WRITTEN EXERCISE: Return every record below exactly as written, but leave out the pictures.

GIVEN INFORMATION:
★ ★ ★

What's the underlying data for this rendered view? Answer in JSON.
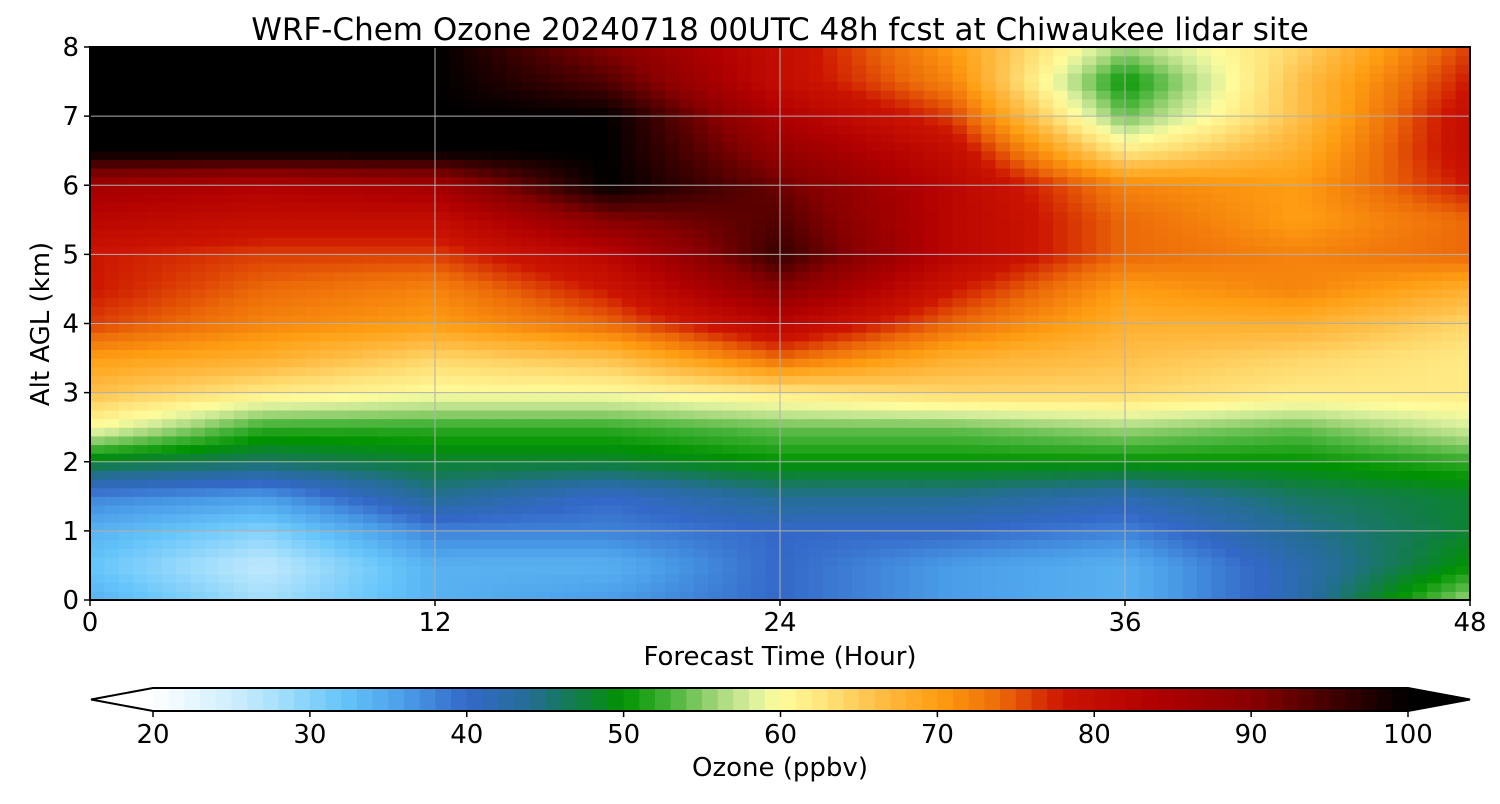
{
  "chart_data": {
    "type": "heatmap",
    "title": "WRF-Chem Ozone  20240718 00UTC 48h fcst at Chiwaukee lidar site",
    "xlabel": "Forecast Time (Hour)",
    "ylabel": "Alt AGL (km)",
    "xlim": [
      0,
      48
    ],
    "ylim": [
      0,
      8
    ],
    "xticks": [
      0,
      12,
      24,
      36,
      48
    ],
    "yticks": [
      0,
      1,
      2,
      3,
      4,
      5,
      6,
      7,
      8
    ],
    "grid": true,
    "x": [
      0,
      6,
      12,
      18,
      24,
      30,
      36,
      42,
      48
    ],
    "y": [
      0,
      0.5,
      1,
      1.5,
      2,
      2.5,
      3,
      3.5,
      4,
      4.5,
      5,
      5.5,
      6,
      6.5,
      7,
      7.5,
      8
    ],
    "z": [
      [
        34,
        28,
        34,
        36,
        40,
        36,
        34,
        42,
        56
      ],
      [
        32,
        26,
        34,
        34,
        40,
        36,
        34,
        42,
        50
      ],
      [
        34,
        30,
        38,
        38,
        40,
        40,
        38,
        44,
        48
      ],
      [
        38,
        36,
        44,
        40,
        44,
        44,
        42,
        46,
        48
      ],
      [
        48,
        46,
        48,
        48,
        50,
        50,
        50,
        50,
        52
      ],
      [
        60,
        52,
        52,
        52,
        54,
        54,
        56,
        54,
        58
      ],
      [
        66,
        62,
        60,
        60,
        62,
        64,
        64,
        62,
        62
      ],
      [
        70,
        68,
        64,
        66,
        74,
        68,
        66,
        64,
        62
      ],
      [
        76,
        72,
        70,
        74,
        82,
        74,
        68,
        68,
        64
      ],
      [
        78,
        74,
        72,
        78,
        90,
        78,
        70,
        72,
        68
      ],
      [
        78,
        76,
        76,
        82,
        96,
        82,
        74,
        72,
        74
      ],
      [
        82,
        80,
        80,
        90,
        94,
        82,
        74,
        70,
        74
      ],
      [
        86,
        84,
        86,
        100,
        92,
        82,
        72,
        70,
        78
      ],
      [
        100,
        100,
        100,
        100,
        88,
        80,
        62,
        68,
        80
      ],
      [
        100,
        100,
        100,
        100,
        84,
        76,
        54,
        66,
        80
      ],
      [
        100,
        100,
        100,
        94,
        80,
        72,
        50,
        66,
        78
      ],
      [
        100,
        100,
        100,
        90,
        80,
        70,
        56,
        64,
        76
      ]
    ],
    "colorbar": {
      "label": "Ozone  (ppbv)",
      "min": 20,
      "max": 100,
      "ticks": [
        20,
        30,
        40,
        50,
        60,
        70,
        80,
        90,
        100
      ],
      "extend": "both",
      "stops": [
        {
          "v": 20,
          "c": "#ffffff"
        },
        {
          "v": 25,
          "c": "#cfeefe"
        },
        {
          "v": 28,
          "c": "#a6dffc"
        },
        {
          "v": 32,
          "c": "#66c5fa"
        },
        {
          "v": 36,
          "c": "#4a9ee8"
        },
        {
          "v": 40,
          "c": "#3468c8"
        },
        {
          "v": 44,
          "c": "#246e94"
        },
        {
          "v": 47,
          "c": "#127c4a"
        },
        {
          "v": 50,
          "c": "#009300"
        },
        {
          "v": 53,
          "c": "#48b43a"
        },
        {
          "v": 56,
          "c": "#a5d77c"
        },
        {
          "v": 58,
          "c": "#d6ee9c"
        },
        {
          "v": 60,
          "c": "#fffc9c"
        },
        {
          "v": 63,
          "c": "#ffe178"
        },
        {
          "v": 66,
          "c": "#ffc04a"
        },
        {
          "v": 70,
          "c": "#ff9e12"
        },
        {
          "v": 74,
          "c": "#ec6a08"
        },
        {
          "v": 78,
          "c": "#cc1400"
        },
        {
          "v": 84,
          "c": "#b00000"
        },
        {
          "v": 90,
          "c": "#880000"
        },
        {
          "v": 95,
          "c": "#440000"
        },
        {
          "v": 100,
          "c": "#000000"
        }
      ]
    }
  }
}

★ ★ ★

THE ANSWER:
What's the underlying data for this rendered view? Answer in JSON.
{
  "chart_data": {
    "type": "heatmap",
    "title": "WRF-Chem Ozone  20240718 00UTC 48h fcst at Chiwaukee lidar site",
    "xlabel": "Forecast Time (Hour)",
    "ylabel": "Alt AGL (km)",
    "xlim": [
      0,
      48
    ],
    "ylim": [
      0,
      8
    ],
    "xticks": [
      0,
      12,
      24,
      36,
      48
    ],
    "yticks": [
      0,
      1,
      2,
      3,
      4,
      5,
      6,
      7,
      8
    ],
    "grid": true,
    "x": [
      0,
      6,
      12,
      18,
      24,
      30,
      36,
      42,
      48
    ],
    "y": [
      0,
      0.5,
      1,
      1.5,
      2,
      2.5,
      3,
      3.5,
      4,
      4.5,
      5,
      5.5,
      6,
      6.5,
      7,
      7.5,
      8
    ],
    "z": [
      [
        34,
        28,
        34,
        36,
        40,
        36,
        34,
        42,
        56
      ],
      [
        32,
        26,
        34,
        34,
        40,
        36,
        34,
        42,
        50
      ],
      [
        34,
        30,
        38,
        38,
        40,
        40,
        38,
        44,
        48
      ],
      [
        38,
        36,
        44,
        40,
        44,
        44,
        42,
        46,
        48
      ],
      [
        48,
        46,
        48,
        48,
        50,
        50,
        50,
        50,
        52
      ],
      [
        60,
        52,
        52,
        52,
        54,
        54,
        56,
        54,
        58
      ],
      [
        66,
        62,
        60,
        60,
        62,
        64,
        64,
        62,
        62
      ],
      [
        70,
        68,
        64,
        66,
        74,
        68,
        66,
        64,
        62
      ],
      [
        76,
        72,
        70,
        74,
        82,
        74,
        68,
        68,
        64
      ],
      [
        78,
        74,
        72,
        78,
        90,
        78,
        70,
        72,
        68
      ],
      [
        78,
        76,
        76,
        82,
        96,
        82,
        74,
        72,
        74
      ],
      [
        82,
        80,
        80,
        90,
        94,
        82,
        74,
        70,
        74
      ],
      [
        86,
        84,
        86,
        100,
        92,
        82,
        72,
        70,
        78
      ],
      [
        100,
        100,
        100,
        100,
        88,
        80,
        62,
        68,
        80
      ],
      [
        100,
        100,
        100,
        100,
        84,
        76,
        54,
        66,
        80
      ],
      [
        100,
        100,
        100,
        94,
        80,
        72,
        50,
        66,
        78
      ],
      [
        100,
        100,
        100,
        90,
        80,
        70,
        56,
        64,
        76
      ]
    ],
    "colorbar": {
      "label": "Ozone  (ppbv)",
      "min": 20,
      "max": 100,
      "ticks": [
        20,
        30,
        40,
        50,
        60,
        70,
        80,
        90,
        100
      ],
      "extend": "both",
      "stops": [
        {
          "v": 20,
          "c": "#ffffff"
        },
        {
          "v": 25,
          "c": "#cfeefe"
        },
        {
          "v": 28,
          "c": "#a6dffc"
        },
        {
          "v": 32,
          "c": "#66c5fa"
        },
        {
          "v": 36,
          "c": "#4a9ee8"
        },
        {
          "v": 40,
          "c": "#3468c8"
        },
        {
          "v": 44,
          "c": "#246e94"
        },
        {
          "v": 47,
          "c": "#127c4a"
        },
        {
          "v": 50,
          "c": "#009300"
        },
        {
          "v": 53,
          "c": "#48b43a"
        },
        {
          "v": 56,
          "c": "#a5d77c"
        },
        {
          "v": 58,
          "c": "#d6ee9c"
        },
        {
          "v": 60,
          "c": "#fffc9c"
        },
        {
          "v": 63,
          "c": "#ffe178"
        },
        {
          "v": 66,
          "c": "#ffc04a"
        },
        {
          "v": 70,
          "c": "#ff9e12"
        },
        {
          "v": 74,
          "c": "#ec6a08"
        },
        {
          "v": 78,
          "c": "#cc1400"
        },
        {
          "v": 84,
          "c": "#b00000"
        },
        {
          "v": 90,
          "c": "#880000"
        },
        {
          "v": 95,
          "c": "#440000"
        },
        {
          "v": 100,
          "c": "#000000"
        }
      ]
    }
  }
}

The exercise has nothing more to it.